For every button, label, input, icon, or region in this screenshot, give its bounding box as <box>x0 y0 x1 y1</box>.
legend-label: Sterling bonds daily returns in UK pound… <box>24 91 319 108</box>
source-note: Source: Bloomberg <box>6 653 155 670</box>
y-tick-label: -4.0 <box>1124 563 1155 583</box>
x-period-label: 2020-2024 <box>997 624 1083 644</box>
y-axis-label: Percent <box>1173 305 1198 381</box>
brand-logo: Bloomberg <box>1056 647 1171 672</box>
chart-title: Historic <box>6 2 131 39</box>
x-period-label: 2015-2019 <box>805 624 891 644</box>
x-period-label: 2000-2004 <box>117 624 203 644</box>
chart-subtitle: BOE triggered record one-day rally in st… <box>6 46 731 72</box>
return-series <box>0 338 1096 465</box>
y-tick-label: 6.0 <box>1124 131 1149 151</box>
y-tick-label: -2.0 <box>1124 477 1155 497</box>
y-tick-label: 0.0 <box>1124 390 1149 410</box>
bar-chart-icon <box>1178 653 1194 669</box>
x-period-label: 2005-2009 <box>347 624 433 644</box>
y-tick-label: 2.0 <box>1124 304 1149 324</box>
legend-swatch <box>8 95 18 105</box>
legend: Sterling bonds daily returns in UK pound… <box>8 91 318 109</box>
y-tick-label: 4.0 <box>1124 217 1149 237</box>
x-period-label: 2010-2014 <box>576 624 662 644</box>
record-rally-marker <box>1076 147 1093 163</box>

============================================================

» **GOAL**
How many lines of the listing above contain the string "bonds"? Treat case as significant and give only the number.

» **SOLUTION FOR THIS PROBLEM**
2